EXERCISE DIRECTIONS -
Make an exact copy of the entries below.

— START EXTRACTED MATERIAL —

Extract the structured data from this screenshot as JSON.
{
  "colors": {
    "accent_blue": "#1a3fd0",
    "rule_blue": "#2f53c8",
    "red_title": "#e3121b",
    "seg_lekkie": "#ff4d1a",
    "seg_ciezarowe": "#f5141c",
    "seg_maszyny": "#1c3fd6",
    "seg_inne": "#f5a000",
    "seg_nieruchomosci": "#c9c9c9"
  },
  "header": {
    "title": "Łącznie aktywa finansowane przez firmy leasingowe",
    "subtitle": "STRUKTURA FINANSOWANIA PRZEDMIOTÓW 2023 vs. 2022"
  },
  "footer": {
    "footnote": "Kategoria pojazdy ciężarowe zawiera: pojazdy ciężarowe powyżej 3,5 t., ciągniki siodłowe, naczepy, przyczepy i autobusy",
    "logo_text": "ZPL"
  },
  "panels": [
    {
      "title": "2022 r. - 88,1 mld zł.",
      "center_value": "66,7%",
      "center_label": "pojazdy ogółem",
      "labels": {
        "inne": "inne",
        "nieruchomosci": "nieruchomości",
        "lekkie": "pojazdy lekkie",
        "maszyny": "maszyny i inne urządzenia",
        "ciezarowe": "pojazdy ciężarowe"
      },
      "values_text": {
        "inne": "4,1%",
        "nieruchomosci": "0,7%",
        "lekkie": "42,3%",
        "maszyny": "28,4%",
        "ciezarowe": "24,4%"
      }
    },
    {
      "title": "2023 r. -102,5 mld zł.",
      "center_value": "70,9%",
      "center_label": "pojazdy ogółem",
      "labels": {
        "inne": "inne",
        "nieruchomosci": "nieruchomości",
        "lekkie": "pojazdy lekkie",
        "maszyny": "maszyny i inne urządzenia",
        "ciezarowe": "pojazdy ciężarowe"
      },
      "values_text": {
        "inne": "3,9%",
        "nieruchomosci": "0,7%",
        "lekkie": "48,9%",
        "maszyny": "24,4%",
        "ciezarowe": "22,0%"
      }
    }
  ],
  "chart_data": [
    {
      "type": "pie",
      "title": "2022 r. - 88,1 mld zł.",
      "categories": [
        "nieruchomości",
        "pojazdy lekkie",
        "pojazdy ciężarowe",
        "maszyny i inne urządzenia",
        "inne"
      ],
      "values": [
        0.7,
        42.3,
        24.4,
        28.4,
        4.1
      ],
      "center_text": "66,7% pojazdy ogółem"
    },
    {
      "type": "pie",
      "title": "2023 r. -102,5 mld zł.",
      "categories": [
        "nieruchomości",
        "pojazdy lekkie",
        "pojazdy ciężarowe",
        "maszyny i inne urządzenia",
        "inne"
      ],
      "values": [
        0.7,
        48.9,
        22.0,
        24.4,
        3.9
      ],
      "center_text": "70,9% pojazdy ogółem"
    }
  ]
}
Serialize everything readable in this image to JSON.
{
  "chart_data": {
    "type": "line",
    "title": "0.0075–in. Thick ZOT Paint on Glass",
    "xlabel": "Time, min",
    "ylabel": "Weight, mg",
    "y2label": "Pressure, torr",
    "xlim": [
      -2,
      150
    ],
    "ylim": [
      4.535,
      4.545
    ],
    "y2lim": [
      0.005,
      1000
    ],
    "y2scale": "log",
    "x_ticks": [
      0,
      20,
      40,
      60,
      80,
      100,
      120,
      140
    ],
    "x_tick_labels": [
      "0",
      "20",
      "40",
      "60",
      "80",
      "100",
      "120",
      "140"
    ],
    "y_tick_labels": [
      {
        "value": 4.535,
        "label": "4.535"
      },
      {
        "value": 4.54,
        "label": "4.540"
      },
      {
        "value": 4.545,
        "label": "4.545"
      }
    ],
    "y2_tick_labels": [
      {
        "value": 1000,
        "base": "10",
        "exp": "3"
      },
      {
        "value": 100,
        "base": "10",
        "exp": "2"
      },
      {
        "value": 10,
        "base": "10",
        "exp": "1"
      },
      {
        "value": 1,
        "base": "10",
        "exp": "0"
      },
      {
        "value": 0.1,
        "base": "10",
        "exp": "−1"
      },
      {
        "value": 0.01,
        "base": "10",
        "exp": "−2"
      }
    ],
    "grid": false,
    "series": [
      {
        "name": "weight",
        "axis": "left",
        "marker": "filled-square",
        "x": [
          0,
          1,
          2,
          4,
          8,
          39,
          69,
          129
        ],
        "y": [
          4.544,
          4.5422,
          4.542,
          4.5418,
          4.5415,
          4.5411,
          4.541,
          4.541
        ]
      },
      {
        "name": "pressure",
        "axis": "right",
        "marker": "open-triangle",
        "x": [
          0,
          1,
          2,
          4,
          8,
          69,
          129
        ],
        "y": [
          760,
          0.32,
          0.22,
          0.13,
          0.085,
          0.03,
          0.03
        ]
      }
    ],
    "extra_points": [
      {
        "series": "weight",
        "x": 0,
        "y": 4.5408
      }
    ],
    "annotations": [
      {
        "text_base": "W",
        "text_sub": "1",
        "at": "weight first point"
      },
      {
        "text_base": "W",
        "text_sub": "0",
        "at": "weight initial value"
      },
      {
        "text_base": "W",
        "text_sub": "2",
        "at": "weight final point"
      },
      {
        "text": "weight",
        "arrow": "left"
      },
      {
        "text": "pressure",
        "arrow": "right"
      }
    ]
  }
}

— END EXTRACTED MATERIAL —

WRITTEN SOLUTION -
Extract the structured data from this screenshot as JSON.
{
  "colors": {
    "accent_blue": "#1a3fd0",
    "rule_blue": "#2f53c8",
    "red_title": "#e3121b",
    "seg_lekkie": "#ff4d1a",
    "seg_ciezarowe": "#f5141c",
    "seg_maszyny": "#1c3fd6",
    "seg_inne": "#f5a000",
    "seg_nieruchomosci": "#c9c9c9"
  },
  "header": {
    "title": "Łącznie aktywa finansowane przez firmy leasingowe",
    "subtitle": "STRUKTURA FINANSOWANIA PRZEDMIOTÓW 2023 vs. 2022"
  },
  "footer": {
    "footnote": "Kategoria pojazdy ciężarowe zawiera: pojazdy ciężarowe powyżej 3,5 t., ciągniki siodłowe, naczepy, przyczepy i autobusy",
    "logo_text": "ZPL"
  },
  "panels": [
    {
      "title": "2022 r. - 88,1 mld zł.",
      "center_value": "66,7%",
      "center_label": "pojazdy ogółem",
      "labels": {
        "inne": "inne",
        "nieruchomosci": "nieruchomości",
        "lekkie": "pojazdy lekkie",
        "maszyny": "maszyny i inne urządzenia",
        "ciezarowe": "pojazdy ciężarowe"
      },
      "values_text": {
        "inne": "4,1%",
        "nieruchomosci": "0,7%",
        "lekkie": "42,3%",
        "maszyny": "28,4%",
        "ciezarowe": "24,4%"
      }
    },
    {
      "title": "2023 r. -102,5 mld zł.",
      "center_value": "70,9%",
      "center_label": "pojazdy ogółem",
      "labels": {
        "inne": "inne",
        "nieruchomosci": "nieruchomości",
        "lekkie": "pojazdy lekkie",
        "maszyny": "maszyny i inne urządzenia",
        "ciezarowe": "pojazdy ciężarowe"
      },
      "values_text": {
        "inne": "3,9%",
        "nieruchomosci": "0,7%",
        "lekkie": "48,9%",
        "maszyny": "24,4%",
        "ciezarowe": "22,0%"
      }
    }
  ],
  "chart_data": [
    {
      "type": "pie",
      "title": "2022 r. - 88,1 mld zł.",
      "categories": [
        "nieruchomości",
        "pojazdy lekkie",
        "pojazdy ciężarowe",
        "maszyny i inne urządzenia",
        "inne"
      ],
      "values": [
        0.7,
        42.3,
        24.4,
        28.4,
        4.1
      ],
      "center_text": "66,7% pojazdy ogółem"
    },
    {
      "type": "pie",
      "title": "2023 r. -102,5 mld zł.",
      "categories": [
        "nieruchomości",
        "pojazdy lekkie",
        "pojazdy ciężarowe",
        "maszyny i inne urządzenia",
        "inne"
      ],
      "values": [
        0.7,
        48.9,
        22.0,
        24.4,
        3.9
      ],
      "center_text": "70,9% pojazdy ogółem"
    }
  ]
}
Serialize everything readable in this image to JSON.
{
  "chart_data": {
    "type": "line",
    "title": "0.0075–in. Thick ZOT Paint on Glass",
    "xlabel": "Time, min",
    "ylabel": "Weight, mg",
    "y2label": "Pressure, torr",
    "xlim": [
      -2,
      150
    ],
    "ylim": [
      4.535,
      4.545
    ],
    "y2lim": [
      0.005,
      1000
    ],
    "y2scale": "log",
    "x_ticks": [
      0,
      20,
      40,
      60,
      80,
      100,
      120,
      140
    ],
    "x_tick_labels": [
      "0",
      "20",
      "40",
      "60",
      "80",
      "100",
      "120",
      "140"
    ],
    "y_tick_labels": [
      {
        "value": 4.535,
        "label": "4.535"
      },
      {
        "value": 4.54,
        "label": "4.540"
      },
      {
        "value": 4.545,
        "label": "4.545"
      }
    ],
    "y2_tick_labels": [
      {
        "value": 1000,
        "base": "10",
        "exp": "3"
      },
      {
        "value": 100,
        "base": "10",
        "exp": "2"
      },
      {
        "value": 10,
        "base": "10",
        "exp": "1"
      },
      {
        "value": 1,
        "base": "10",
        "exp": "0"
      },
      {
        "value": 0.1,
        "base": "10",
        "exp": "−1"
      },
      {
        "value": 0.01,
        "base": "10",
        "exp": "−2"
      }
    ],
    "grid": false,
    "series": [
      {
        "name": "weight",
        "axis": "left",
        "marker": "filled-square",
        "x": [
          0,
          1,
          2,
          4,
          8,
          39,
          69,
          129
        ],
        "y": [
          4.544,
          4.5422,
          4.542,
          4.5418,
          4.5415,
          4.5411,
          4.541,
          4.541
        ]
      },
      {
        "name": "pressure",
        "axis": "right",
        "marker": "open-triangle",
        "x": [
          0,
          1,
          2,
          4,
          8,
          69,
          129
        ],
        "y": [
          760,
          0.32,
          0.22,
          0.13,
          0.085,
          0.03,
          0.03
        ]
      }
    ],
    "extra_points": [
      {
        "series": "weight",
        "x": 0,
        "y": 4.5408
      }
    ],
    "annotations": [
      {
        "text_base": "W",
        "text_sub": "1",
        "at": "weight first point"
      },
      {
        "text_base": "W",
        "text_sub": "0",
        "at": "weight initial value"
      },
      {
        "text_base": "W",
        "text_sub": "2",
        "at": "weight final point"
      },
      {
        "text": "weight",
        "arrow": "left"
      },
      {
        "text": "pressure",
        "arrow": "right"
      }
    ]
  }
}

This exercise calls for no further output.